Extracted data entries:
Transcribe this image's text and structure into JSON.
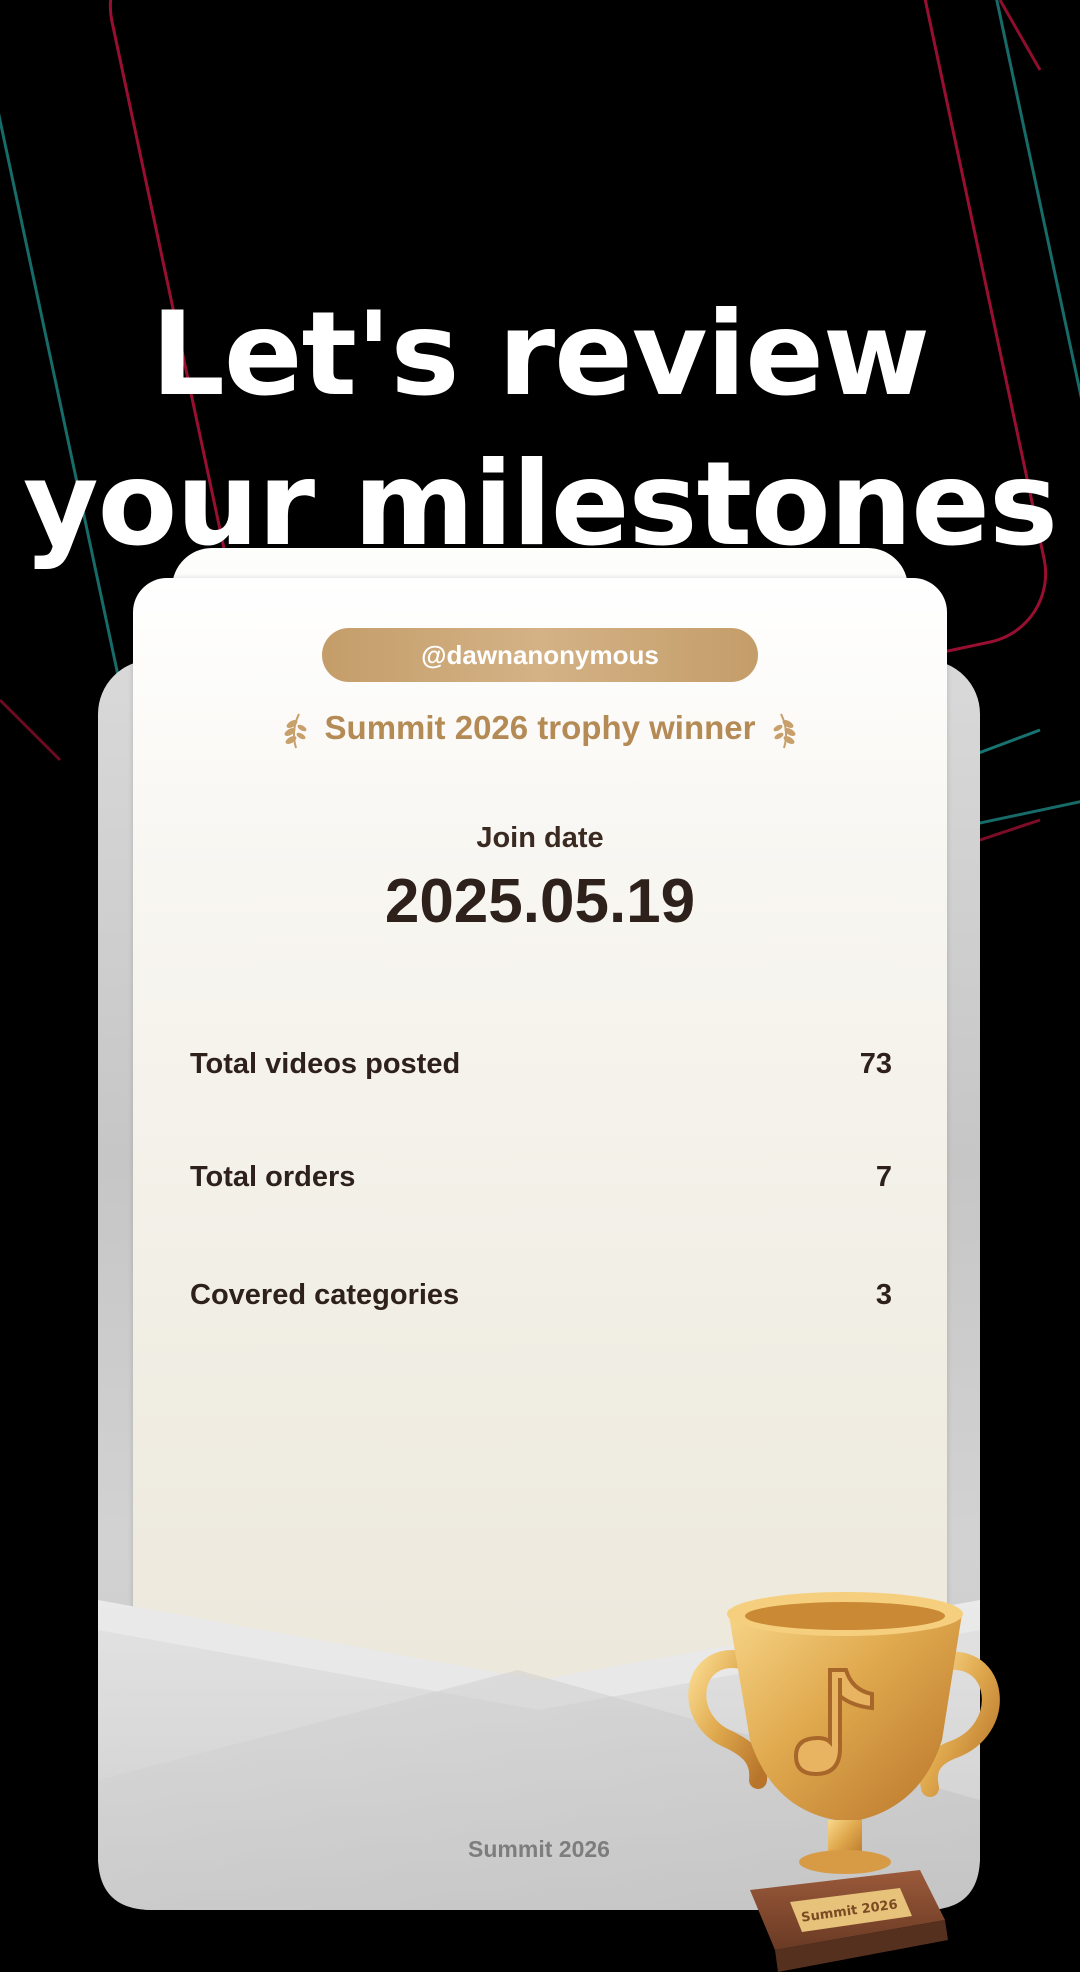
{
  "headline": {
    "line1": "Let's review",
    "line2": "your milestones"
  },
  "card": {
    "handle": "@dawnanonymous",
    "award": "Summit 2026 trophy winner",
    "join_label": "Join date",
    "join_date": "2025.05.19",
    "stats": [
      {
        "label": "Total videos posted",
        "value": "73"
      },
      {
        "label": "Total orders",
        "value": "7"
      },
      {
        "label": "Covered categories",
        "value": "3"
      }
    ],
    "footer_brand": "Summit 2026"
  },
  "trophy": {
    "plaque": "Summit 2026",
    "icon": "music-note-icon"
  },
  "colors": {
    "background": "#000000",
    "accent_gold": "#c49d69",
    "award_text": "#b48a55",
    "deco_red": "#e0143c",
    "deco_teal": "#2ad4d0"
  },
  "icons": [
    "laurel-left-icon",
    "laurel-right-icon",
    "music-note-icon"
  ]
}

• _GOAL_: Give back every line exactly as it stands, pictures excluded.

• _FINAL RESULT_:
Transcribe this image's text and structure into JSON.
{
  "headline": {
    "line1": "Let's review",
    "line2": "your milestones"
  },
  "card": {
    "handle": "@dawnanonymous",
    "award": "Summit 2026 trophy winner",
    "join_label": "Join date",
    "join_date": "2025.05.19",
    "stats": [
      {
        "label": "Total videos posted",
        "value": "73"
      },
      {
        "label": "Total orders",
        "value": "7"
      },
      {
        "label": "Covered categories",
        "value": "3"
      }
    ],
    "footer_brand": "Summit 2026"
  },
  "trophy": {
    "plaque": "Summit 2026",
    "icon": "music-note-icon"
  },
  "colors": {
    "background": "#000000",
    "accent_gold": "#c49d69",
    "award_text": "#b48a55",
    "deco_red": "#e0143c",
    "deco_teal": "#2ad4d0"
  },
  "icons": [
    "laurel-left-icon",
    "laurel-right-icon",
    "music-note-icon"
  ]
}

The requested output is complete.